→ Input data:
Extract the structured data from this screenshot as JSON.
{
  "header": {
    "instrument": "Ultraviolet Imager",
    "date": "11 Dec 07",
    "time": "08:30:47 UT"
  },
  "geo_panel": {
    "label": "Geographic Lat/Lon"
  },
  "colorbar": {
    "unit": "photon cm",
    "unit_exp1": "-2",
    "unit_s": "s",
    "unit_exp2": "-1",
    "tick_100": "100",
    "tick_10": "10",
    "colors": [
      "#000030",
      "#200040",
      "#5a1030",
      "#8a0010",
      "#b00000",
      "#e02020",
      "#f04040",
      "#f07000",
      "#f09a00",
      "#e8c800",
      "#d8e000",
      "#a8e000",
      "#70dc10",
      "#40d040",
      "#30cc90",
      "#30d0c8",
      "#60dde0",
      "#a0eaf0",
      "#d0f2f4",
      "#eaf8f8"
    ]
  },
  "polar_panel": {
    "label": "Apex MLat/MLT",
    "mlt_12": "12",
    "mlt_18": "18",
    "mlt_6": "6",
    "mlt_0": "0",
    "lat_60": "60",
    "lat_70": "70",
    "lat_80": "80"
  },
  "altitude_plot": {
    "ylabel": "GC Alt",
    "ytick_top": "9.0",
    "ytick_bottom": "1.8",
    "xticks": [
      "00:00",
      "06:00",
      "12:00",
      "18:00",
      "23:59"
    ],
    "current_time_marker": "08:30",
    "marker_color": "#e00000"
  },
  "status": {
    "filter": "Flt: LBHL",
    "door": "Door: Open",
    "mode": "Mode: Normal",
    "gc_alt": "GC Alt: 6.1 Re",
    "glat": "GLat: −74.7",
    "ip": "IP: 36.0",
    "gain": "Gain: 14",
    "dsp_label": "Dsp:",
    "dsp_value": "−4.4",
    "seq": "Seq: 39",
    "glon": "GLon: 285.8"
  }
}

→ Objective: Your task is to give the records above again, exactly.

→ Result for this task:
Extract the structured data from this screenshot as JSON.
{
  "header": {
    "instrument": "Ultraviolet Imager",
    "date": "11 Dec 07",
    "time": "08:30:47 UT"
  },
  "geo_panel": {
    "label": "Geographic Lat/Lon"
  },
  "colorbar": {
    "unit": "photon cm",
    "unit_exp1": "-2",
    "unit_s": "s",
    "unit_exp2": "-1",
    "tick_100": "100",
    "tick_10": "10",
    "colors": [
      "#000030",
      "#200040",
      "#5a1030",
      "#8a0010",
      "#b00000",
      "#e02020",
      "#f04040",
      "#f07000",
      "#f09a00",
      "#e8c800",
      "#d8e000",
      "#a8e000",
      "#70dc10",
      "#40d040",
      "#30cc90",
      "#30d0c8",
      "#60dde0",
      "#a0eaf0",
      "#d0f2f4",
      "#eaf8f8"
    ]
  },
  "polar_panel": {
    "label": "Apex MLat/MLT",
    "mlt_12": "12",
    "mlt_18": "18",
    "mlt_6": "6",
    "mlt_0": "0",
    "lat_60": "60",
    "lat_70": "70",
    "lat_80": "80"
  },
  "altitude_plot": {
    "ylabel": "GC Alt",
    "ytick_top": "9.0",
    "ytick_bottom": "1.8",
    "xticks": [
      "00:00",
      "06:00",
      "12:00",
      "18:00",
      "23:59"
    ],
    "current_time_marker": "08:30",
    "marker_color": "#e00000"
  },
  "status": {
    "filter": "Flt: LBHL",
    "door": "Door: Open",
    "mode": "Mode: Normal",
    "gc_alt": "GC Alt: 6.1 Re",
    "glat": "GLat: −74.7",
    "ip": "IP: 36.0",
    "gain": "Gain: 14",
    "dsp_label": "Dsp:",
    "dsp_value": "−4.4",
    "seq": "Seq: 39",
    "glon": "GLon: 285.8"
  }
}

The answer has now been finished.